> _Required task_
Copy each line that contains the string "link".

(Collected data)
--- BEGIN ---

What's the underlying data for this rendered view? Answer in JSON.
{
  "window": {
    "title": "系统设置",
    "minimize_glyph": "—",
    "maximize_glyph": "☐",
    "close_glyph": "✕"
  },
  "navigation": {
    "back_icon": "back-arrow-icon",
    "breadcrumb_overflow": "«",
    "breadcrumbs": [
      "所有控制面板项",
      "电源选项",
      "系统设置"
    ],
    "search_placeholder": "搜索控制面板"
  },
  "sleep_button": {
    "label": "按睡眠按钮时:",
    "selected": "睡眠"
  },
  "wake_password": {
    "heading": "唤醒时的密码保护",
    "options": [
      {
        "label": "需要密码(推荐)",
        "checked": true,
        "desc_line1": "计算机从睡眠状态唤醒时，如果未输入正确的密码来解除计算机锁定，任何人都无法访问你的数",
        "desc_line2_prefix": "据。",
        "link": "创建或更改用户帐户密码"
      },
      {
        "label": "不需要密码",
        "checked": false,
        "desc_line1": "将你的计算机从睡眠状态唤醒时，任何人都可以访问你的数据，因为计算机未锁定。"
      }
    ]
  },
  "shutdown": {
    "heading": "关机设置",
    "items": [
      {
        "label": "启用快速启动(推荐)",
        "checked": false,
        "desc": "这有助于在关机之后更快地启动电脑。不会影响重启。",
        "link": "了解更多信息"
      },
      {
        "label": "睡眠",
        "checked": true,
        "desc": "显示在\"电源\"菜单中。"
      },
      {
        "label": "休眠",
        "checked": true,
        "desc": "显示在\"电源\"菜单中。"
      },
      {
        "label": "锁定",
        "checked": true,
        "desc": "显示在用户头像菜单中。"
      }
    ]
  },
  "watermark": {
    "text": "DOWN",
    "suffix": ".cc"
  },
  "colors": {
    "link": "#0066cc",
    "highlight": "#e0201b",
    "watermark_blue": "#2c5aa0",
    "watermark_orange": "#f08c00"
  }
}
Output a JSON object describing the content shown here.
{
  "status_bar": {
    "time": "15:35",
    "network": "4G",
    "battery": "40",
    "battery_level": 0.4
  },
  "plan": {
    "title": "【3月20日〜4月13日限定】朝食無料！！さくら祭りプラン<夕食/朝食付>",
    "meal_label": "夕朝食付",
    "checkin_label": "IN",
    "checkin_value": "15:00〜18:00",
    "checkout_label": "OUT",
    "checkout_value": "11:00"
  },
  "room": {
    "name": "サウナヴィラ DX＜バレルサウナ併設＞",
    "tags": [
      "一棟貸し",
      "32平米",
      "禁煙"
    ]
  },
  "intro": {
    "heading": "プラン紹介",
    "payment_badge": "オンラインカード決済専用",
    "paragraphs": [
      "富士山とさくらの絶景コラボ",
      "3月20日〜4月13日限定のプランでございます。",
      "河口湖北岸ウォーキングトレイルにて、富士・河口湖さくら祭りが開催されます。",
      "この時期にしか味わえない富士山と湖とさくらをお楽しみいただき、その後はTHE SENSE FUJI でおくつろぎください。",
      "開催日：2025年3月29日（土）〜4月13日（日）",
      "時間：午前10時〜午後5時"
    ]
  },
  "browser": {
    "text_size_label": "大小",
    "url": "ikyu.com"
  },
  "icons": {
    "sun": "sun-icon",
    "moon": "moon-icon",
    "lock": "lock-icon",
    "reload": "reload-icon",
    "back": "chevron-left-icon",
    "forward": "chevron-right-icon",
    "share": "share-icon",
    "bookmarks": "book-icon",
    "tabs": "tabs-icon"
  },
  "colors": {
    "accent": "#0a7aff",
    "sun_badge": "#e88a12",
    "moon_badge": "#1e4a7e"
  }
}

--- END ---

> _Written response_
        "link": "创建或更改用户帐户密码"
        "link": "了解更多信息"
    "link": "#0066cc",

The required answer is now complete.